• Problem details
Transcribe the data that follows precisely, omitting nothing.

[start Data to process]

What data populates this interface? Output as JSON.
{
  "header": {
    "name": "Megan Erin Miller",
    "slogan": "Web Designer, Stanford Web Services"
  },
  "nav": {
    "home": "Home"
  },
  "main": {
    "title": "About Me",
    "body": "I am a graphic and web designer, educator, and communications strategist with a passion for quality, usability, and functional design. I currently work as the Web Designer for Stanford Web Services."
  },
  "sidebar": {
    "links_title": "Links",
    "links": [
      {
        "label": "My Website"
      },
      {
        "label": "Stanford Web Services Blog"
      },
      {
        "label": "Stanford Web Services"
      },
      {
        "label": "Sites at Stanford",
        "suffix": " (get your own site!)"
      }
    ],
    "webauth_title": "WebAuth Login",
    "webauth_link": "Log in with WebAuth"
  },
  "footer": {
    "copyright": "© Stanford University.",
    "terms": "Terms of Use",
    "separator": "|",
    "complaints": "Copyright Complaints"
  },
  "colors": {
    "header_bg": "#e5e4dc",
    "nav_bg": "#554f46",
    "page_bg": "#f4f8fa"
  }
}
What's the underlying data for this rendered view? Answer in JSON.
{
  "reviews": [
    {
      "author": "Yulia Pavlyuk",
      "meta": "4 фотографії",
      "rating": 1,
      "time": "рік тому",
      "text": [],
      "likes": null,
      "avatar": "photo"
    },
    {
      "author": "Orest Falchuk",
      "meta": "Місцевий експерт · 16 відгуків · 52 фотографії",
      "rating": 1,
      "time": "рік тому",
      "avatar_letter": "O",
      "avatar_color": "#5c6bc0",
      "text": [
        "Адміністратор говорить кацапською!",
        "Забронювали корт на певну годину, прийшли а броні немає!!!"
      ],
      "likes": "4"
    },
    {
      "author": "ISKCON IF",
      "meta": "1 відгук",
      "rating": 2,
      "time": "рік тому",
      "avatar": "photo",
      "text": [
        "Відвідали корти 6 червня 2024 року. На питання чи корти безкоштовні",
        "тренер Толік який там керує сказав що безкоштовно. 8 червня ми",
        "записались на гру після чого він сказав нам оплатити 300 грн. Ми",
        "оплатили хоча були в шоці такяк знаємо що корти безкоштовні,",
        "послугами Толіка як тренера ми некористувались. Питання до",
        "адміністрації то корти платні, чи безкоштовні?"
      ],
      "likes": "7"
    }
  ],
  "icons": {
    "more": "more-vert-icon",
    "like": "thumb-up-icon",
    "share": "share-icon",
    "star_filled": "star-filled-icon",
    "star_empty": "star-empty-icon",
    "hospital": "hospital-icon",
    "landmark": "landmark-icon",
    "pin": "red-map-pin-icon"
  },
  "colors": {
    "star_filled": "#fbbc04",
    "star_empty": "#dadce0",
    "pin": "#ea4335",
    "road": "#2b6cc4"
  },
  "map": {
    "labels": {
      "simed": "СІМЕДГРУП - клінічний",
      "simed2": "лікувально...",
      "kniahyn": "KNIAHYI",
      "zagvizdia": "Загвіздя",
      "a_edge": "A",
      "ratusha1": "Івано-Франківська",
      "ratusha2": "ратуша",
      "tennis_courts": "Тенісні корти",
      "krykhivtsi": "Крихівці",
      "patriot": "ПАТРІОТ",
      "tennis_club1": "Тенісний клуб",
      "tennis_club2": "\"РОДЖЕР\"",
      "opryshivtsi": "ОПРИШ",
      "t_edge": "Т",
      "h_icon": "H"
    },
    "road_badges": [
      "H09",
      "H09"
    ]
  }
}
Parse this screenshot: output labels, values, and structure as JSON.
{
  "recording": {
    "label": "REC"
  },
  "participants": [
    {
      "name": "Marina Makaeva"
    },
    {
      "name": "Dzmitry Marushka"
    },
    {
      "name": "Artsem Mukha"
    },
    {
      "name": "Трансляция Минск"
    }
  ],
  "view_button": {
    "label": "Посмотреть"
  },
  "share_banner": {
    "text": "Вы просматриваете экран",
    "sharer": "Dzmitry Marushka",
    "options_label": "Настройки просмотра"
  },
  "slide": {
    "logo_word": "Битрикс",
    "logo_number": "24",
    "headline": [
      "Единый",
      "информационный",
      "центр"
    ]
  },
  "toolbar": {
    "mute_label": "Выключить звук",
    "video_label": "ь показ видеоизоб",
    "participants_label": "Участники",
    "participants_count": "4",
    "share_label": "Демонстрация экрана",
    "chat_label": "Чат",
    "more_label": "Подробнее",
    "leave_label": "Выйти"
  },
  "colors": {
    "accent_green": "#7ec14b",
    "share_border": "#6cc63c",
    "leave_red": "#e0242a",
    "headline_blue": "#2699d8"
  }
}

[end Data to process]

• Solution
What data populates this interface? Output as JSON.
{
  "header": {
    "name": "Megan Erin Miller",
    "slogan": "Web Designer, Stanford Web Services"
  },
  "nav": {
    "home": "Home"
  },
  "main": {
    "title": "About Me",
    "body": "I am a graphic and web designer, educator, and communications strategist with a passion for quality, usability, and functional design. I currently work as the Web Designer for Stanford Web Services."
  },
  "sidebar": {
    "links_title": "Links",
    "links": [
      {
        "label": "My Website"
      },
      {
        "label": "Stanford Web Services Blog"
      },
      {
        "label": "Stanford Web Services"
      },
      {
        "label": "Sites at Stanford",
        "suffix": " (get your own site!)"
      }
    ],
    "webauth_title": "WebAuth Login",
    "webauth_link": "Log in with WebAuth"
  },
  "footer": {
    "copyright": "© Stanford University.",
    "terms": "Terms of Use",
    "separator": "|",
    "complaints": "Copyright Complaints"
  },
  "colors": {
    "header_bg": "#e5e4dc",
    "nav_bg": "#554f46",
    "page_bg": "#f4f8fa"
  }
}
What's the underlying data for this rendered view? Answer in JSON.
{
  "reviews": [
    {
      "author": "Yulia Pavlyuk",
      "meta": "4 фотографії",
      "rating": 1,
      "time": "рік тому",
      "text": [],
      "likes": null,
      "avatar": "photo"
    },
    {
      "author": "Orest Falchuk",
      "meta": "Місцевий експерт · 16 відгуків · 52 фотографії",
      "rating": 1,
      "time": "рік тому",
      "avatar_letter": "O",
      "avatar_color": "#5c6bc0",
      "text": [
        "Адміністратор говорить кацапською!",
        "Забронювали корт на певну годину, прийшли а броні немає!!!"
      ],
      "likes": "4"
    },
    {
      "author": "ISKCON IF",
      "meta": "1 відгук",
      "rating": 2,
      "time": "рік тому",
      "avatar": "photo",
      "text": [
        "Відвідали корти 6 червня 2024 року. На питання чи корти безкоштовні",
        "тренер Толік який там керує сказав що безкоштовно. 8 червня ми",
        "записались на гру після чого він сказав нам оплатити 300 грн. Ми",
        "оплатили хоча були в шоці такяк знаємо що корти безкоштовні,",
        "послугами Толіка як тренера ми некористувались. Питання до",
        "адміністрації то корти платні, чи безкоштовні?"
      ],
      "likes": "7"
    }
  ],
  "icons": {
    "more": "more-vert-icon",
    "like": "thumb-up-icon",
    "share": "share-icon",
    "star_filled": "star-filled-icon",
    "star_empty": "star-empty-icon",
    "hospital": "hospital-icon",
    "landmark": "landmark-icon",
    "pin": "red-map-pin-icon"
  },
  "colors": {
    "star_filled": "#fbbc04",
    "star_empty": "#dadce0",
    "pin": "#ea4335",
    "road": "#2b6cc4"
  },
  "map": {
    "labels": {
      "simed": "СІМЕДГРУП - клінічний",
      "simed2": "лікувально...",
      "kniahyn": "KNIAHYI",
      "zagvizdia": "Загвіздя",
      "a_edge": "A",
      "ratusha1": "Івано-Франківська",
      "ratusha2": "ратуша",
      "tennis_courts": "Тенісні корти",
      "krykhivtsi": "Крихівці",
      "patriot": "ПАТРІОТ",
      "tennis_club1": "Тенісний клуб",
      "tennis_club2": "\"РОДЖЕР\"",
      "opryshivtsi": "ОПРИШ",
      "t_edge": "Т",
      "h_icon": "H"
    },
    "road_badges": [
      "H09",
      "H09"
    ]
  }
}
Parse this screenshot: output labels, values, and structure as JSON.
{
  "recording": {
    "label": "REC"
  },
  "participants": [
    {
      "name": "Marina Makaeva"
    },
    {
      "name": "Dzmitry Marushka"
    },
    {
      "name": "Artsem Mukha"
    },
    {
      "name": "Трансляция Минск"
    }
  ],
  "view_button": {
    "label": "Посмотреть"
  },
  "share_banner": {
    "text": "Вы просматриваете экран",
    "sharer": "Dzmitry Marushka",
    "options_label": "Настройки просмотра"
  },
  "slide": {
    "logo_word": "Битрикс",
    "logo_number": "24",
    "headline": [
      "Единый",
      "информационный",
      "центр"
    ]
  },
  "toolbar": {
    "mute_label": "Выключить звук",
    "video_label": "ь показ видеоизоб",
    "participants_label": "Участники",
    "participants_count": "4",
    "share_label": "Демонстрация экрана",
    "chat_label": "Чат",
    "more_label": "Подробнее",
    "leave_label": "Выйти"
  },
  "colors": {
    "accent_green": "#7ec14b",
    "share_border": "#6cc63c",
    "leave_red": "#e0242a",
    "headline_blue": "#2699d8"
  }
}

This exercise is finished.